» **INSTRUCTIONS TO FOLLOW**
State the number of lines that include the string "from", and write nothing else.

(Figure dataset records)

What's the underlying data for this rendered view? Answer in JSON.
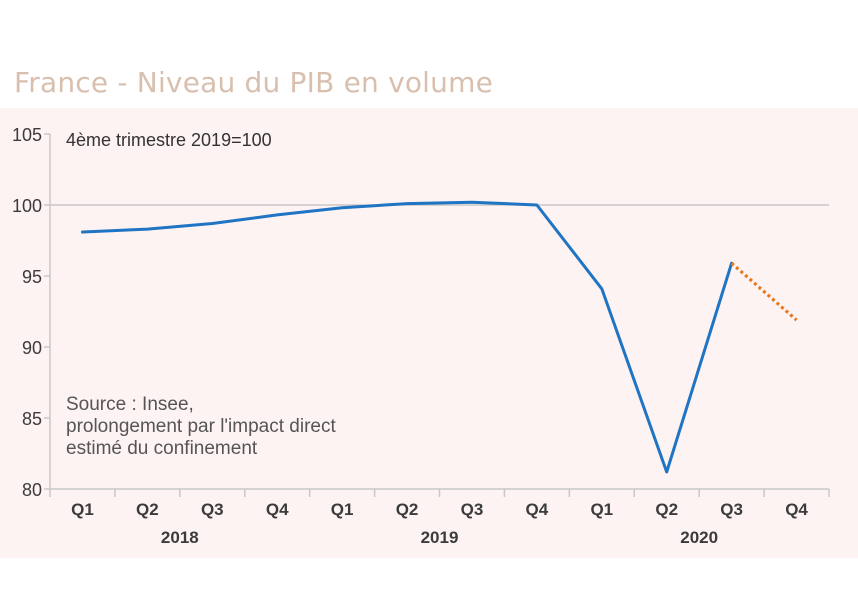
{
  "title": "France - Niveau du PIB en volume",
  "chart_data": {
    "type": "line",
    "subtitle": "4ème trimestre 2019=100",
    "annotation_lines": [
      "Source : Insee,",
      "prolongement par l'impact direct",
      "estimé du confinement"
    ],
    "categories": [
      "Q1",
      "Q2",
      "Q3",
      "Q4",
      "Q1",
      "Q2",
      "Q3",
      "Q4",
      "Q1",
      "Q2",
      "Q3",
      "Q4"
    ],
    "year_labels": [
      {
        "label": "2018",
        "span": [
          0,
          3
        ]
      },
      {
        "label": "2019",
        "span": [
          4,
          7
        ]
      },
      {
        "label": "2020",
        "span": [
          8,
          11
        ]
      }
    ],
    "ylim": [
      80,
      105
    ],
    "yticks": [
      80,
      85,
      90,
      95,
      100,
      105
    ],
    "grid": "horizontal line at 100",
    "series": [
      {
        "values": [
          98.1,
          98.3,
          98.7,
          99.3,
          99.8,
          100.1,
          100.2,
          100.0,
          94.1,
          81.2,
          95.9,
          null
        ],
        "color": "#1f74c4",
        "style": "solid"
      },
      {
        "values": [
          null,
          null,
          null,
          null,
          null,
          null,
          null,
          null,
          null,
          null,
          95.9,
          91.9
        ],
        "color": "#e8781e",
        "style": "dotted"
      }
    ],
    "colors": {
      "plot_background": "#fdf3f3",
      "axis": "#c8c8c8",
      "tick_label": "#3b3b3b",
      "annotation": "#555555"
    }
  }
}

* * *

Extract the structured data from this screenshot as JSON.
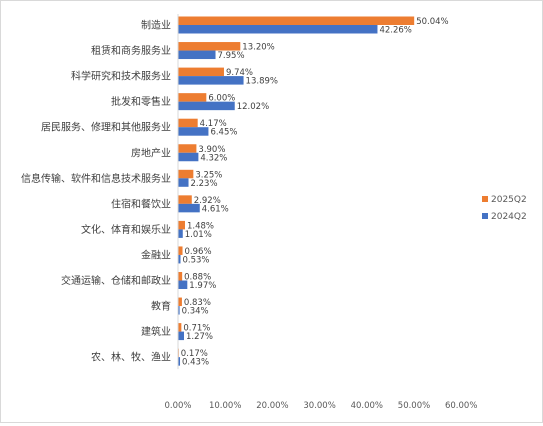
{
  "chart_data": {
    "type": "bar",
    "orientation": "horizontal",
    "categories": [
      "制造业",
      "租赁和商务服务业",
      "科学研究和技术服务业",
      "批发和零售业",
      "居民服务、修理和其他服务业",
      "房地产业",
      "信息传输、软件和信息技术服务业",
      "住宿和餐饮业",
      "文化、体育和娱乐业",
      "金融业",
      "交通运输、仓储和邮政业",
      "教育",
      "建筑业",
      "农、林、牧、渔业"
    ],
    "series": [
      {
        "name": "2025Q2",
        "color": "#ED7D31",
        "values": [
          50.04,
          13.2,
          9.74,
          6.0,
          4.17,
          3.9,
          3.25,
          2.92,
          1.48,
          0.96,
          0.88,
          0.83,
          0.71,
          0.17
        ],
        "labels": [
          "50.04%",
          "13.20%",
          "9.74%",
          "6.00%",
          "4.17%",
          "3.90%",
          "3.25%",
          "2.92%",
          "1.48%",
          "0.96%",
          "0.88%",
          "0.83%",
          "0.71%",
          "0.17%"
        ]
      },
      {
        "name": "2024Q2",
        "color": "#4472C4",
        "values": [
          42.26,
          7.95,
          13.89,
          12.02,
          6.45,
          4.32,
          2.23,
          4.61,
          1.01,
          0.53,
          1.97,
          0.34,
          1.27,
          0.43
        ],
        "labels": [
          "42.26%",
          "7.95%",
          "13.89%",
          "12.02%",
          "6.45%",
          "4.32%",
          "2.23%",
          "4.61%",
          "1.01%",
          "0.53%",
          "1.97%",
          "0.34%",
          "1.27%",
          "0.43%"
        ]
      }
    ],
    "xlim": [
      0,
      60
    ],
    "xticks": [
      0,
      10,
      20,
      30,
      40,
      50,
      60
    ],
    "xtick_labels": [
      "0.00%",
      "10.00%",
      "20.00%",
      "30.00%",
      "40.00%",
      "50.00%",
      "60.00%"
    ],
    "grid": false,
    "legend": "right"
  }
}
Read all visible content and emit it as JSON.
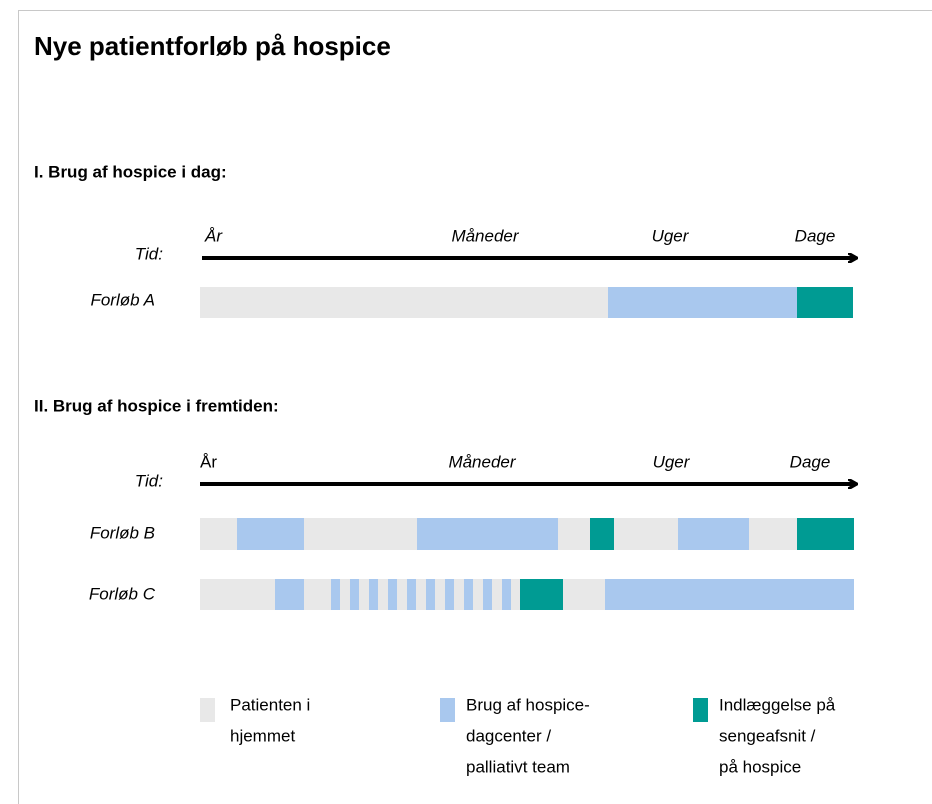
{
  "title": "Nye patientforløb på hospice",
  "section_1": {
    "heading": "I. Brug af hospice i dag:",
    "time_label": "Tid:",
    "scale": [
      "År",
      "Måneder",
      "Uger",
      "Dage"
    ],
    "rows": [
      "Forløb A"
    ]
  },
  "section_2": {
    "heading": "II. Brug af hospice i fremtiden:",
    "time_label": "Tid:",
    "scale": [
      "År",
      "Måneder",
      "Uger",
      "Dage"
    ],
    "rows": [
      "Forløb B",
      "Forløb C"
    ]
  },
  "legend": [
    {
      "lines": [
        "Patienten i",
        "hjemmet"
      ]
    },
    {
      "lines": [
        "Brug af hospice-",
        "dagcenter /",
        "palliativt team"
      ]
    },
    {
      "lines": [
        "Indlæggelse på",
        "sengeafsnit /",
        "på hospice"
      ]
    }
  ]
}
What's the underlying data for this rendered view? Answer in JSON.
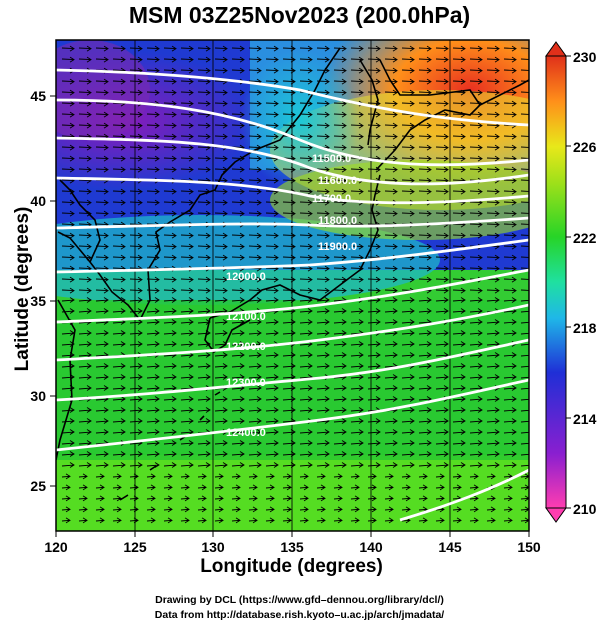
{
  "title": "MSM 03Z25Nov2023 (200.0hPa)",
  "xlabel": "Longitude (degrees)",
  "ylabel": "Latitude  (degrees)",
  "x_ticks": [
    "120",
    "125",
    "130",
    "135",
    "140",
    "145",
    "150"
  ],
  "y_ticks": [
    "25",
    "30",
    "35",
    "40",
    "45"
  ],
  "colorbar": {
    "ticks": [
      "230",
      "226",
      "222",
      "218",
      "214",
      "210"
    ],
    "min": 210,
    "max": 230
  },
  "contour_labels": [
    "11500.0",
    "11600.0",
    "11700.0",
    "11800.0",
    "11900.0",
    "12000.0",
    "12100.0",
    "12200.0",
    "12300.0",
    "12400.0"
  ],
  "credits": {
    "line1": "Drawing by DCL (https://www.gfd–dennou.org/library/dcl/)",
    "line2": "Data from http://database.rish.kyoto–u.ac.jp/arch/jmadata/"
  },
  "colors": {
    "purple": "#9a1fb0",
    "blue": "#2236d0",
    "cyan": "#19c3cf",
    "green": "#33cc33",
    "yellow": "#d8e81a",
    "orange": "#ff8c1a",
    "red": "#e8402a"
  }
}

--

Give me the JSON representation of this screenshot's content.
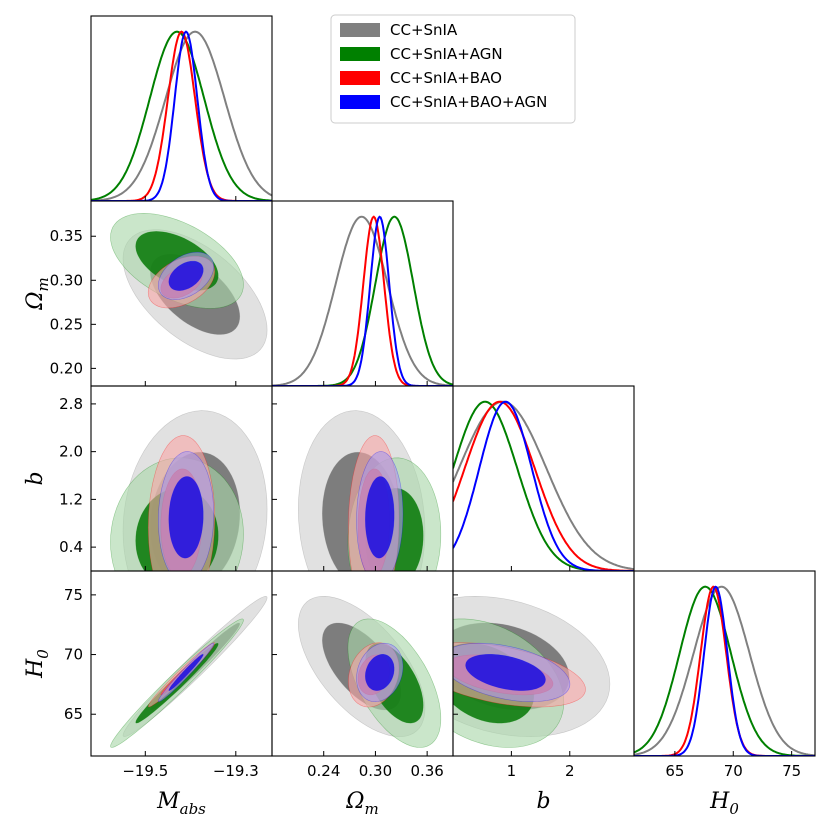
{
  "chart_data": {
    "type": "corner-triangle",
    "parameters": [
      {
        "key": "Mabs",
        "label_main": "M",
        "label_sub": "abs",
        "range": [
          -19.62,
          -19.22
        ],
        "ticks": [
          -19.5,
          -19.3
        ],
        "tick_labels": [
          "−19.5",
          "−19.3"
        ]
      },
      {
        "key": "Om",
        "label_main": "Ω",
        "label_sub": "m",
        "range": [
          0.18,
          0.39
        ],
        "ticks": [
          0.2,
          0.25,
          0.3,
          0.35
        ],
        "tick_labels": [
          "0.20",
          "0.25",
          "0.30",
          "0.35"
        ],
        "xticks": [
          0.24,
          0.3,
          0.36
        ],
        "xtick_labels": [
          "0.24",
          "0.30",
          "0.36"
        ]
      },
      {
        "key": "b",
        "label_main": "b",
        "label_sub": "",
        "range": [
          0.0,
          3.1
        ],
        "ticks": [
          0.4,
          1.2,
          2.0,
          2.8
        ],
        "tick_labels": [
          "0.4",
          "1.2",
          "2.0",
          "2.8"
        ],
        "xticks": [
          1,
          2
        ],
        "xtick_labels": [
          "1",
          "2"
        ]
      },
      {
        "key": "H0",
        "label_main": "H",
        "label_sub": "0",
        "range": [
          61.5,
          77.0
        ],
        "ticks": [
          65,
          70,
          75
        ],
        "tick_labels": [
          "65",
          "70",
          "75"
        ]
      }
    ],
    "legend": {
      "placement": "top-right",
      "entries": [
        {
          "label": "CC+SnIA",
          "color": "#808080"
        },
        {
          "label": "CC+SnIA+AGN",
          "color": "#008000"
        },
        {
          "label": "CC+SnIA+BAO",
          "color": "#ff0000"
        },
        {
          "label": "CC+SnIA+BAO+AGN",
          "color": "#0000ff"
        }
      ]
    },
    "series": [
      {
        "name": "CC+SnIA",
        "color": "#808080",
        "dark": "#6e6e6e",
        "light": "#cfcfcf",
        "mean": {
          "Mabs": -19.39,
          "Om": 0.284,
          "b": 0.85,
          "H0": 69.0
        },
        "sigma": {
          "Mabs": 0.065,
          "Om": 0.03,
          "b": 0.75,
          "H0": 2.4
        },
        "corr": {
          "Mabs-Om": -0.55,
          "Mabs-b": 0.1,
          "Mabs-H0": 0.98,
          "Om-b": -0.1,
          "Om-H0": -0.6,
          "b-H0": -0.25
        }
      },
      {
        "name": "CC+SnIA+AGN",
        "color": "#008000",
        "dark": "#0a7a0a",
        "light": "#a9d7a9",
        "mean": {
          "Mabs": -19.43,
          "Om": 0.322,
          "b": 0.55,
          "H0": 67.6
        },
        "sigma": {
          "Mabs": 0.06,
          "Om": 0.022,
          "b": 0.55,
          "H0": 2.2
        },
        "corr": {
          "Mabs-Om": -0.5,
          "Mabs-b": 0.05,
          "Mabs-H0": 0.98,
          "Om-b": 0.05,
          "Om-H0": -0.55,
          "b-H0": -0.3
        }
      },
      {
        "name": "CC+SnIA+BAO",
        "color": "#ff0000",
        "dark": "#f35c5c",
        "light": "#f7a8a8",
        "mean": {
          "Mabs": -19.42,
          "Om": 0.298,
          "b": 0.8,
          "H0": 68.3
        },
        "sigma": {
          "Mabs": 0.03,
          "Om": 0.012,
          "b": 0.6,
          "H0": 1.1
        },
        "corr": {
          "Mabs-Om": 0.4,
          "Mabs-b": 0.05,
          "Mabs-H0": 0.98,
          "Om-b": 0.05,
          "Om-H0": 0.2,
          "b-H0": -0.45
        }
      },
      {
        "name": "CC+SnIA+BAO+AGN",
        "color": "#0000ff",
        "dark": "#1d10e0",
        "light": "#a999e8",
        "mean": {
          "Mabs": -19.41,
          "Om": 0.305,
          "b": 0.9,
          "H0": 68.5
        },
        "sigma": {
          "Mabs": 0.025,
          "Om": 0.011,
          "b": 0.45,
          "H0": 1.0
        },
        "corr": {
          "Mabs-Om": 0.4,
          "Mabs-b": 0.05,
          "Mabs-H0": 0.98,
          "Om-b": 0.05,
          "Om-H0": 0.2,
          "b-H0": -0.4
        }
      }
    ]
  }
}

» **SOLUTION TO THE EXERCISE**
2